- _EXERCISE INPUTS_:
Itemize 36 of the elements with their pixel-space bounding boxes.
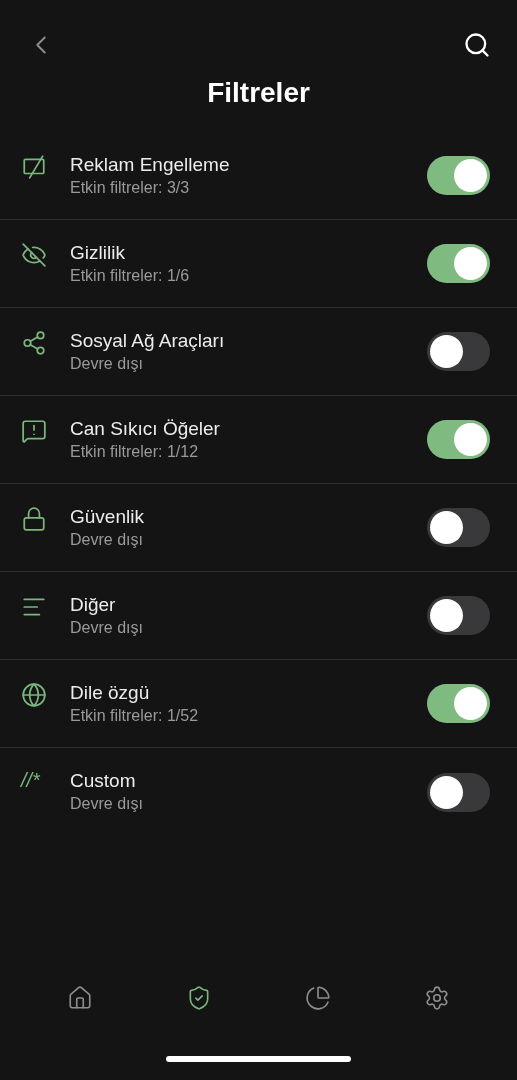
filter-name: Sosyal Ağ Araçları (70, 328, 226, 353)
filter-name: Diğer (70, 592, 117, 617)
filter-name: Gizlilik (70, 240, 126, 265)
filter-status: Etkin filtreler: 1/12 (70, 441, 200, 462)
pie-chart-icon (305, 985, 332, 1011)
filter-status: Etkin filtreler: 1/6 (70, 265, 191, 286)
filter-status: Devre dışı (70, 353, 144, 374)
toggle-switch[interactable] (427, 156, 490, 195)
filter-name: Custom (70, 769, 137, 793)
filter-status: Devre dışı (70, 617, 144, 638)
alert-message-icon (21, 418, 47, 444)
filter-name: Reklam Engelleme (70, 152, 231, 177)
toggle-switch[interactable] (427, 596, 490, 635)
custom-rule-icon: //* (21, 770, 40, 790)
filter-status: Devre dışı (70, 529, 144, 550)
filter-name: Güvenlik (70, 504, 145, 529)
home-icon (66, 985, 93, 1011)
toggle-switch[interactable] (427, 420, 490, 459)
search-button[interactable] (463, 31, 491, 59)
lock-icon (21, 506, 47, 532)
toggle-switch[interactable] (427, 332, 490, 371)
settings-icon (424, 985, 451, 1011)
filter-name: Can Sıkıcı Öğeler (70, 416, 221, 441)
filter-name: Dile özgü (70, 680, 151, 705)
filter-status: Devre dışı (70, 794, 144, 814)
toggle-switch[interactable] (427, 508, 490, 547)
toggle-switch[interactable] (427, 684, 490, 723)
page-title: Filtreler (207, 76, 310, 110)
crossed-eye-icon (21, 242, 47, 268)
filter-status: Etkin filtreler: 1/52 (70, 705, 200, 726)
crossed-screen-icon (21, 154, 47, 180)
filter-status: Etkin filtreler: 3/3 (70, 177, 191, 198)
toggle-switch[interactable] (427, 772, 490, 812)
share-icon (21, 330, 47, 356)
toggle-switch[interactable] (427, 244, 490, 283)
globe-icon (21, 682, 47, 708)
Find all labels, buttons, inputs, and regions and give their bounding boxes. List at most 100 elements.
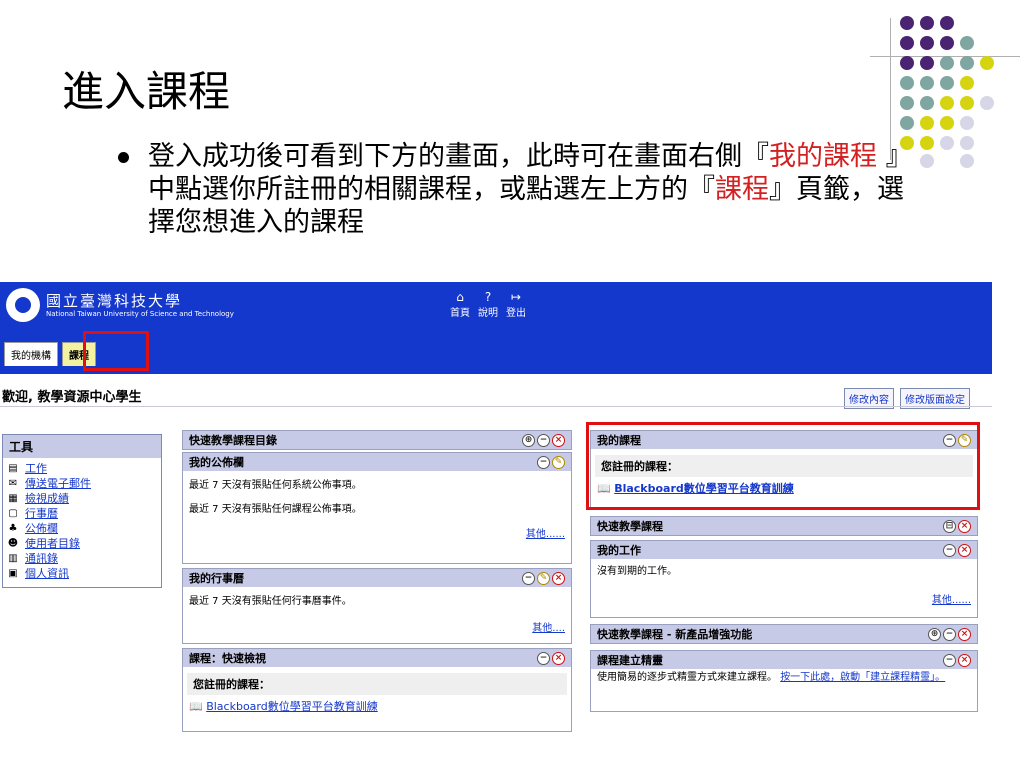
minimize-icon[interactable]: − xyxy=(537,455,550,469)
divider xyxy=(0,406,992,407)
wizard-launch-link[interactable]: 按一下此處，啟動「建立課程精靈」。 xyxy=(780,672,945,683)
edit-icon[interactable]: ✎ xyxy=(552,455,565,469)
calendar-empty-text: 最近 7 天沒有張貼任何行事曆事件。 xyxy=(189,596,352,607)
close-icon[interactable]: × xyxy=(958,627,971,641)
nav-home[interactable]: ⌂ 首頁 xyxy=(450,290,470,319)
panel-calendar: 我的行事曆 − ✎ × 最近 7 天沒有張貼任何行事曆事件。 其他.... xyxy=(182,568,572,644)
panel-title: 我的行事曆 xyxy=(189,572,244,585)
tasks-more-link[interactable]: 其他...... xyxy=(932,595,971,606)
tool-link-personal-info[interactable]: 個人資訊 xyxy=(25,566,69,581)
top-nav: ⌂ 首頁 ? 說明 ↦ 登出 xyxy=(450,290,526,319)
nav-home-label: 首頁 xyxy=(450,308,470,319)
logo-chinese-name: 國立臺灣科技大學 xyxy=(46,291,183,310)
tool-item[interactable]: ▤ 工作 xyxy=(7,461,157,476)
tool-link-user-directory[interactable]: 使用者目錄 xyxy=(25,536,80,551)
panel-title: 我的公佈欄 xyxy=(189,456,244,469)
nav-help[interactable]: ? 說明 xyxy=(478,290,498,319)
panel-title: 快速教學課程目錄 xyxy=(189,434,277,447)
decor-vertical-line xyxy=(890,18,891,160)
tool-item[interactable]: ▦ 檢視成績 xyxy=(7,491,157,506)
edit-icon[interactable]: ✎ xyxy=(537,571,550,585)
minimize-icon[interactable]: − xyxy=(537,433,550,447)
tool-link-announcements[interactable]: 公佈欄 xyxy=(25,521,58,536)
close-icon[interactable]: × xyxy=(552,571,565,585)
tab-my-institution[interactable]: 我的機構 xyxy=(4,342,58,366)
tool-item[interactable]: ☻ 使用者目錄 xyxy=(7,536,157,551)
minimize-icon[interactable]: − xyxy=(537,651,550,665)
close-icon[interactable]: × xyxy=(958,543,971,557)
minimize-icon[interactable]: − xyxy=(943,543,956,557)
close-icon[interactable]: × xyxy=(958,653,971,667)
tool-link-email[interactable]: 傳送電子郵件 xyxy=(25,476,91,491)
expand-icon[interactable]: ⊕ xyxy=(928,627,941,641)
user-dir-icon: ☻ xyxy=(7,538,19,549)
panel-course-wizard: 課程建立精靈 − × 使用簡易的逐步式精靈方式來建立課程。 按一下此處，啟動「建… xyxy=(590,650,978,712)
book-icon: 📖 xyxy=(189,700,203,713)
panel-my-tasks: 我的工作 − × 沒有到期的工作。 其他...... xyxy=(590,540,978,618)
slide-title: 進入課程 xyxy=(62,67,231,116)
tool-link-address-book[interactable]: 通訊錄 xyxy=(25,551,58,566)
university-seal-icon xyxy=(6,288,40,322)
minimize-icon[interactable]: − xyxy=(943,627,956,641)
panel-title: 我的工作 xyxy=(597,544,641,557)
bullet-highlight-my-courses: 我的課程 xyxy=(769,141,877,172)
announcement-course: 最近 7 天沒有張貼任何課程公佈事項。 xyxy=(189,504,362,515)
panel-quick-course: 快速教學課程 ⊟ × xyxy=(590,516,978,536)
tool-item[interactable]: ▣ 個人資訊 xyxy=(7,566,157,581)
enrolled-courses-heading: 您註冊的課程： xyxy=(187,673,567,695)
wizard-description: 使用簡易的逐步式精靈方式來建立課程。 xyxy=(597,672,777,683)
calendar-more-link[interactable]: 其他.... xyxy=(532,623,565,634)
announcements-more-link[interactable]: 其他...... xyxy=(526,529,565,540)
tools-title: 工具 xyxy=(3,435,161,458)
tab-highlight-box xyxy=(83,331,149,371)
blackboard-screenshot: 國立臺灣科技大學 National Taiwan University of S… xyxy=(0,282,1000,768)
address-book-icon: ▥ xyxy=(8,553,18,564)
tool-link-work[interactable]: 工作 xyxy=(25,461,47,476)
slide-bullet: 登入成功後可看到下方的畫面，此時可在畫面右側『我的課程 』中點選你所註冊的相關課… xyxy=(148,140,918,239)
logo-english-name: National Taiwan University of Science an… xyxy=(46,309,234,318)
close-icon[interactable]: × xyxy=(552,651,565,665)
panel-new-features: 快速教學課程 - 新產品增強功能 ⊕ − × xyxy=(590,624,978,644)
personal-info-icon: ▣ xyxy=(8,568,18,579)
tool-item[interactable]: ✉ 傳送電子郵件 xyxy=(7,476,157,491)
work-icon: ▤ xyxy=(8,463,18,474)
calendar-icon: ▢ xyxy=(8,508,18,519)
bullet-highlight-courses: 課程 xyxy=(715,174,769,205)
panel-title: 課程：快速檢視 xyxy=(189,652,266,665)
panel-title: 快速教學課程 - 新產品增強功能 xyxy=(597,628,753,641)
close-icon[interactable]: × xyxy=(958,519,971,533)
bullet-text-1: 登入成功後可看到下方的畫面，此時可在畫面右側『 xyxy=(148,141,769,172)
panel-title: 課程建立精靈 xyxy=(597,654,663,667)
tool-link-grades[interactable]: 檢視成績 xyxy=(25,491,69,506)
home-icon: ⌂ xyxy=(456,290,464,304)
panel-quick-catalog: 快速教學課程目錄 ⊕ − × xyxy=(182,430,572,450)
tool-item[interactable]: ▢ 行事曆 xyxy=(7,506,157,521)
grades-icon: ▦ xyxy=(8,493,18,504)
nav-logout[interactable]: ↦ 登出 xyxy=(506,290,526,319)
nav-help-label: 說明 xyxy=(478,308,498,319)
panel-announcements: 我的公佈欄 − ✎ 最近 7 天沒有張貼任何系統公佈事項。 最近 7 天沒有張貼… xyxy=(182,452,572,564)
panel-title: 快速教學課程 xyxy=(597,520,663,533)
course-link[interactable]: Blackboard數位學習平台教育訓練 xyxy=(206,700,378,713)
tools-box: 工具 ▤ 工作 ✉ 傳送電子郵件 ▦ 檢視成績 ▢ 行事曆 ♣ 公佈欄 ☻ 使用者目錄 ▥ 通… xyxy=(2,434,162,588)
minimize-icon[interactable]: − xyxy=(943,653,956,667)
panel-course-quickview: 課程：快速檢視 − × 您註冊的課程： 📖 Blackboard數位學習平台教育… xyxy=(182,648,572,732)
tasks-empty-text: 沒有到期的工作。 xyxy=(597,566,677,577)
announcement-icon: ♣ xyxy=(8,523,18,534)
close-icon[interactable]: × xyxy=(552,433,565,447)
tool-item[interactable]: ▥ 通訊錄 xyxy=(7,551,157,566)
tool-link-calendar[interactable]: 行事曆 xyxy=(25,506,58,521)
ntust-logo[interactable]: 國立臺灣科技大學 National Taiwan University of S… xyxy=(6,288,234,322)
mail-icon: ✉ xyxy=(8,478,18,489)
minimize-icon[interactable]: − xyxy=(522,571,535,585)
bullet-marker xyxy=(118,152,129,163)
welcome-text: 歡迎, 教學資源中心學生 xyxy=(2,390,142,405)
help-icon: ? xyxy=(484,290,492,304)
logout-icon: ↦ xyxy=(510,290,522,304)
nav-logout-label: 登出 xyxy=(506,308,526,319)
tool-item[interactable]: ♣ 公佈欄 xyxy=(7,521,157,536)
expand-icon[interactable]: ⊕ xyxy=(522,433,535,447)
restore-icon[interactable]: ⊟ xyxy=(943,519,956,533)
announcement-system: 最近 7 天沒有張貼任何系統公佈事項。 xyxy=(189,480,362,491)
my-courses-highlight-box xyxy=(586,422,980,510)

- _WORK TO COMPLETE_:
Reproduce the data above verbatim, starting at the line containing "minimize-icon[interactable]: − xyxy=(537,455,550,469)" and ending at the line containing "nav-home-label: 首頁 xyxy=(450,308,470,319)".

- _WRITTEN REPLY_:
minimize-icon[interactable]: − xyxy=(537,455,550,469)
divider xyxy=(0,406,992,407)
wizard-launch-link[interactable]: 按一下此處，啟動「建立課程精靈」。 xyxy=(780,672,945,683)
edit-icon[interactable]: ✎ xyxy=(552,455,565,469)
calendar-empty-text: 最近 7 天沒有張貼任何行事曆事件。 xyxy=(189,596,352,607)
close-icon[interactable]: × xyxy=(958,627,971,641)
nav-home[interactable]: ⌂ 首頁 xyxy=(450,290,470,319)
panel-calendar: 我的行事曆 − ✎ × 最近 7 天沒有張貼任何行事曆事件。 其他.... xyxy=(182,568,572,644)
panel-title: 我的行事曆 xyxy=(189,572,244,585)
tasks-more-link[interactable]: 其他...... xyxy=(932,595,971,606)
tool-link-personal-info[interactable]: 個人資訊 xyxy=(25,566,69,581)
top-nav: ⌂ 首頁 ? 說明 ↦ 登出 xyxy=(450,290,526,319)
nav-home-label: 首頁 xyxy=(450,308,470,319)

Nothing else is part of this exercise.